It’s the only thing that is on EVERY email and it has to be stylish. Check out this guide from Canva on email signature design.
Website Marketing Channels
If you have a website, you’re marketing on it. But how well? Here are some channels that you may want to use or improve and get the most out of this invaluable resource.
5 Live Chat
- Gist: Free to hundreds of dollars per month. Gist’s live chat is free forever up to 500 contacts.
- Cost: $-$$ Depending on the chat tool you use
- Time: $-$$ Depending on site traffic
- ROI?: Somewhat trackable. You can see conversations, track their data, etc.
Live chat is one of the best ways to find and have conversations with highly-interested leads. Most everyone knows the first one to respond usually wins.
So, why wouldn’t you have live chat on your site.
There are some instances where it may not be an option. For instance, if you’re an author, speaker or another form of publisher, live chat may not be the best use of your time.
That said, most businesses can use this as a viable marketing channel.
How to Use and Improve Live Chat
Use a chat prompt.
Having the live chat icon is awesome, but having a prompt pop up and welcome guests can start a lot more conversations without being intrusive. A while back, I wrote an extensive look at what a chat prompt should include.
You can also get Gist’s Live Chat on your site in about 2 minutes. And it’s free.
6 Opt-in Forms & Lead Magnets
- Gist: This one is tricky. You can create a quick checklist for free. But if you want a custom calculator or tool, it’s going to cost you serious time or money.

**EXERCISE REQUIREMENTS:** Transcribe the passage above on website marketing channels and live chat, word for word and in full.

**ENTRIES PROVIDED:**
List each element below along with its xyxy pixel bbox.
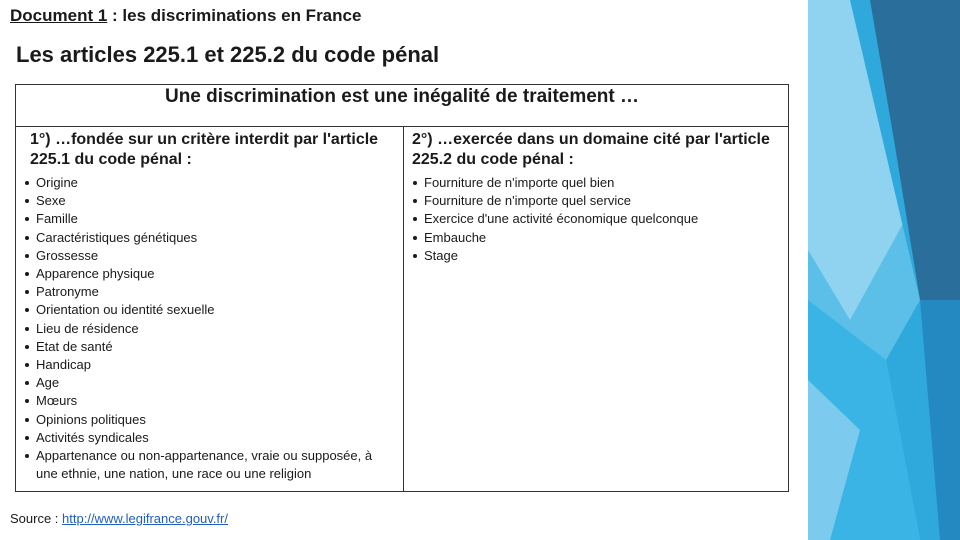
- page-heading: Les articles 225.1 et 225.2 du code pénal: [16, 42, 440, 67]
- document-label-suffix: : les discriminations en France: [107, 6, 362, 25]
- list-item: Caractéristiques génétiques: [24, 229, 397, 247]
- source-link[interactable]: http://www.legifrance.gouv.fr/: [62, 511, 228, 526]
- list-item: Apparence physique: [24, 265, 397, 283]
- list-item: Mœurs: [24, 392, 397, 410]
- list-item: Origine: [24, 174, 397, 192]
- document-title: [10, 6, 361, 26]
- list-item: Stage: [412, 247, 782, 265]
- source-label: Source :: [10, 511, 63, 526]
- list-item: Lieu de résidence: [24, 320, 397, 338]
- list-item: Fourniture de n'importe quel bien: [412, 174, 782, 192]
- list-item: Embauche: [412, 229, 782, 247]
- list-item: Patronyme: [24, 283, 397, 301]
- list-item: Orientation ou identité sexuelle: [24, 301, 397, 319]
- document-label: Document 1: [10, 6, 108, 25]
- decorative-side-panel: [790, 0, 960, 540]
- list-item: Grossesse: [24, 247, 397, 265]
- list-item: Opinions politiques: [24, 411, 397, 429]
- domains-column: [404, 127, 788, 491]
- list-item: Sexe: [24, 192, 397, 210]
- list-item: Fourniture de n'importe quel service: [412, 192, 782, 210]
- domains-column-title: 2°) …exercée dans un domaine cité par l'article 225.2 du code pénal :: [412, 131, 770, 168]
- criteria-list: [24, 174, 397, 483]
- criteria-column-title: 1°) …fondée sur un critère interdit par l'article 225.1 du code pénal :: [30, 131, 379, 168]
- source-line: [10, 511, 228, 526]
- list-item: Famille: [24, 210, 397, 228]
- domains-list: [412, 174, 782, 265]
- list-item: Appartenance ou non-appartenance, vraie ou supposée, à une ethnie, une nation, une race ou une religion: [24, 447, 397, 483]
- list-item: Exercice d'une activité économique quelconque: [412, 210, 782, 228]
- criteria-column: [16, 127, 404, 491]
- discrimination-table: [15, 84, 789, 492]
- list-item: Age: [24, 374, 397, 392]
- list-item: Handicap: [24, 356, 397, 374]
- list-item: Activités syndicales: [24, 429, 397, 447]
- list-item: Etat de santé: [24, 338, 397, 356]
- table-header: Une discrimination est une inégalité de traitement …: [16, 85, 788, 127]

**SOLUTION BELOW:**
It’s the only thing that is on EVERY email and it has to be stylish. Check out this guide from Canva on email signature design.
Website Marketing Channels
If you have a website, you’re marketing on it. But how well? Here are some channels that you may want to use or improve and get the most out of this invaluable resource.
5 Live Chat
- Gist: Free to hundreds of dollars per month. Gist’s live chat is free forever up to 500 contacts.
- Cost: $-$$ Depending on the chat tool you use
- Time: $-$$ Depending on site traffic
- ROI?: Somewhat trackable. You can see conversations, track their data, etc.
Live chat is one of the best ways to find and have conversations with highly-interested leads. Most everyone knows the first one to respond usually wins.
So, why wouldn’t you have live chat on your site.
There are some instances where it may not be an option. For instance, if you’re an author, speaker or another form of publisher, live chat may not be the best use of your time.
That said, most businesses can use this as a viable marketing channel.
How to Use and Improve Live Chat
Use a chat prompt.
Having the live chat icon is awesome, but having a prompt pop up and welcome guests can start a lot more conversations without being intrusive. A while back, I wrote an extensive look at what a chat prompt should include.
You can also get Gist’s Live Chat on your site in about 2 minutes. And it’s free.
6 Opt-in Forms & Lead Magnets
- Gist: This one is tricky. You can create a quick checklist for free. But if you want a custom calculator or tool, it’s going to cost you serious time or money.